* _Recorded data_
★ ★ ★ ★ ★ ★ ★

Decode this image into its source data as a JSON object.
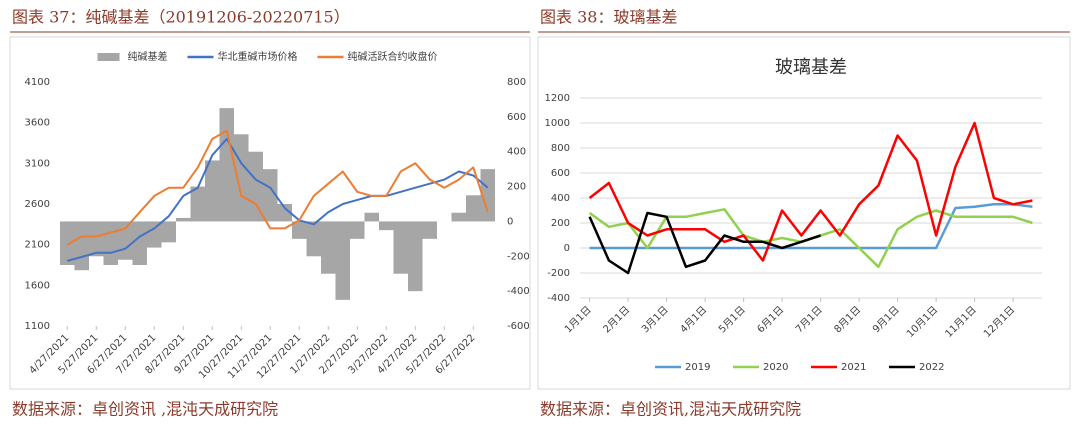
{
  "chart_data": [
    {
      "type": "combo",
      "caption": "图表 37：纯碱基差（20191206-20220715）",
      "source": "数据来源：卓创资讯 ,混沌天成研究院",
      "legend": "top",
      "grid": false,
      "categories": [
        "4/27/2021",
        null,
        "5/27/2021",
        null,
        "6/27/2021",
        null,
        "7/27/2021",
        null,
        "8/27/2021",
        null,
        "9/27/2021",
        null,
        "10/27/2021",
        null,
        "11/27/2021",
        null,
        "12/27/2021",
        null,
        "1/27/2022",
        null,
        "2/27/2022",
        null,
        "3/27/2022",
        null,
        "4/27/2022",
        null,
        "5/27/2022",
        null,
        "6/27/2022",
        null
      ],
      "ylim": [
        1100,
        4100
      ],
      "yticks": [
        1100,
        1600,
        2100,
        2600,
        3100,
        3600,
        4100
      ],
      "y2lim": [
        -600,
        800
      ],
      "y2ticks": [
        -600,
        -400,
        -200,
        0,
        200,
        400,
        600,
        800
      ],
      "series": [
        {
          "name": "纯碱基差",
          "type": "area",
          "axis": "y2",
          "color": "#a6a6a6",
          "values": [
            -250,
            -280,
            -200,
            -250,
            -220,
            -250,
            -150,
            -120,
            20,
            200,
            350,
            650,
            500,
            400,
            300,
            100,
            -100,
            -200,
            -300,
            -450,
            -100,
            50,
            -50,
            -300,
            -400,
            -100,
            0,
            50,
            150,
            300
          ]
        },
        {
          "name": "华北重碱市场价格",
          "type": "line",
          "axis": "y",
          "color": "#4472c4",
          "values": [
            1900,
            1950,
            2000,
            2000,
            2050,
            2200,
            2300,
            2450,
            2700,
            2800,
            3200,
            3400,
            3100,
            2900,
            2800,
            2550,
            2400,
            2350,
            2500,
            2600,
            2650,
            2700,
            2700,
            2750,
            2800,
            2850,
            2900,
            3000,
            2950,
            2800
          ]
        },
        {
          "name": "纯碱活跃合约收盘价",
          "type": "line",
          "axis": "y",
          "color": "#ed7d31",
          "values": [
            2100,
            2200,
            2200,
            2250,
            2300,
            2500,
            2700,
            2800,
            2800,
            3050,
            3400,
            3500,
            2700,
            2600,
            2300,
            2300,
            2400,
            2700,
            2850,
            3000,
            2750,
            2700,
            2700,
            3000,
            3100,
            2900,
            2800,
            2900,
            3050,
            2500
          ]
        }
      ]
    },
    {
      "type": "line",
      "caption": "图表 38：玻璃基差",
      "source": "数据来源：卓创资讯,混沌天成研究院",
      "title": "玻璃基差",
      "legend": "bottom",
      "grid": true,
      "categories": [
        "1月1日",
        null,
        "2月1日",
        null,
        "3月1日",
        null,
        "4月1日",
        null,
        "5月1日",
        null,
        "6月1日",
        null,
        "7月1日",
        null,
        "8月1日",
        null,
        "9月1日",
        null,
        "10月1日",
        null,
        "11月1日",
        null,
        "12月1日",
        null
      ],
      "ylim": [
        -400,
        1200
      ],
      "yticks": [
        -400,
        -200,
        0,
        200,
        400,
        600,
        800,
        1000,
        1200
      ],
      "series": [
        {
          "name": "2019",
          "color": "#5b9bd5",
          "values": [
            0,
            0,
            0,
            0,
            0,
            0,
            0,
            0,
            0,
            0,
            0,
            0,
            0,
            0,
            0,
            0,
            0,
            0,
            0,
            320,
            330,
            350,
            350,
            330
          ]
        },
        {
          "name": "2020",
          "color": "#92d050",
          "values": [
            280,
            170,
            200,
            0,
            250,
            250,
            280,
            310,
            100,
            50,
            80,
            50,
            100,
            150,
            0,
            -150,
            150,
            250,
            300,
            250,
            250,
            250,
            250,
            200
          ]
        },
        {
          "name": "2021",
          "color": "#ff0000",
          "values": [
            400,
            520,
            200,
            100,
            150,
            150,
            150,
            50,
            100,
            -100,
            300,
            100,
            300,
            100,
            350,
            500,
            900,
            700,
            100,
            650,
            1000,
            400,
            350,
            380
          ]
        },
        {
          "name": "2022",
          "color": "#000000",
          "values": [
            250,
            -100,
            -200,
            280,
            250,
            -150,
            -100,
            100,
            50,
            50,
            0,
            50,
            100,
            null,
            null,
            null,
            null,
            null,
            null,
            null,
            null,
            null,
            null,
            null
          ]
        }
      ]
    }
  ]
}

★ ★ ★ ★ ★ ★ ★

* _Task instructions_
Set the data above down again exactly as given, with no pictures.

* _Answer to this task_
Decode this image into its source data as a JSON object.
{
  "chart_data": [
    {
      "type": "combo",
      "caption": "图表 37：纯碱基差（20191206-20220715）",
      "source": "数据来源：卓创资讯 ,混沌天成研究院",
      "legend": "top",
      "grid": false,
      "categories": [
        "4/27/2021",
        null,
        "5/27/2021",
        null,
        "6/27/2021",
        null,
        "7/27/2021",
        null,
        "8/27/2021",
        null,
        "9/27/2021",
        null,
        "10/27/2021",
        null,
        "11/27/2021",
        null,
        "12/27/2021",
        null,
        "1/27/2022",
        null,
        "2/27/2022",
        null,
        "3/27/2022",
        null,
        "4/27/2022",
        null,
        "5/27/2022",
        null,
        "6/27/2022",
        null
      ],
      "ylim": [
        1100,
        4100
      ],
      "yticks": [
        1100,
        1600,
        2100,
        2600,
        3100,
        3600,
        4100
      ],
      "y2lim": [
        -600,
        800
      ],
      "y2ticks": [
        -600,
        -400,
        -200,
        0,
        200,
        400,
        600,
        800
      ],
      "series": [
        {
          "name": "纯碱基差",
          "type": "area",
          "axis": "y2",
          "color": "#a6a6a6",
          "values": [
            -250,
            -280,
            -200,
            -250,
            -220,
            -250,
            -150,
            -120,
            20,
            200,
            350,
            650,
            500,
            400,
            300,
            100,
            -100,
            -200,
            -300,
            -450,
            -100,
            50,
            -50,
            -300,
            -400,
            -100,
            0,
            50,
            150,
            300
          ]
        },
        {
          "name": "华北重碱市场价格",
          "type": "line",
          "axis": "y",
          "color": "#4472c4",
          "values": [
            1900,
            1950,
            2000,
            2000,
            2050,
            2200,
            2300,
            2450,
            2700,
            2800,
            3200,
            3400,
            3100,
            2900,
            2800,
            2550,
            2400,
            2350,
            2500,
            2600,
            2650,
            2700,
            2700,
            2750,
            2800,
            2850,
            2900,
            3000,
            2950,
            2800
          ]
        },
        {
          "name": "纯碱活跃合约收盘价",
          "type": "line",
          "axis": "y",
          "color": "#ed7d31",
          "values": [
            2100,
            2200,
            2200,
            2250,
            2300,
            2500,
            2700,
            2800,
            2800,
            3050,
            3400,
            3500,
            2700,
            2600,
            2300,
            2300,
            2400,
            2700,
            2850,
            3000,
            2750,
            2700,
            2700,
            3000,
            3100,
            2900,
            2800,
            2900,
            3050,
            2500
          ]
        }
      ]
    },
    {
      "type": "line",
      "caption": "图表 38：玻璃基差",
      "source": "数据来源：卓创资讯,混沌天成研究院",
      "title": "玻璃基差",
      "legend": "bottom",
      "grid": true,
      "categories": [
        "1月1日",
        null,
        "2月1日",
        null,
        "3月1日",
        null,
        "4月1日",
        null,
        "5月1日",
        null,
        "6月1日",
        null,
        "7月1日",
        null,
        "8月1日",
        null,
        "9月1日",
        null,
        "10月1日",
        null,
        "11月1日",
        null,
        "12月1日",
        null
      ],
      "ylim": [
        -400,
        1200
      ],
      "yticks": [
        -400,
        -200,
        0,
        200,
        400,
        600,
        800,
        1000,
        1200
      ],
      "series": [
        {
          "name": "2019",
          "color": "#5b9bd5",
          "values": [
            0,
            0,
            0,
            0,
            0,
            0,
            0,
            0,
            0,
            0,
            0,
            0,
            0,
            0,
            0,
            0,
            0,
            0,
            0,
            320,
            330,
            350,
            350,
            330
          ]
        },
        {
          "name": "2020",
          "color": "#92d050",
          "values": [
            280,
            170,
            200,
            0,
            250,
            250,
            280,
            310,
            100,
            50,
            80,
            50,
            100,
            150,
            0,
            -150,
            150,
            250,
            300,
            250,
            250,
            250,
            250,
            200
          ]
        },
        {
          "name": "2021",
          "color": "#ff0000",
          "values": [
            400,
            520,
            200,
            100,
            150,
            150,
            150,
            50,
            100,
            -100,
            300,
            100,
            300,
            100,
            350,
            500,
            900,
            700,
            100,
            650,
            1000,
            400,
            350,
            380
          ]
        },
        {
          "name": "2022",
          "color": "#000000",
          "values": [
            250,
            -100,
            -200,
            280,
            250,
            -150,
            -100,
            100,
            50,
            50,
            0,
            50,
            100,
            null,
            null,
            null,
            null,
            null,
            null,
            null,
            null,
            null,
            null,
            null
          ]
        }
      ]
    }
  ]
}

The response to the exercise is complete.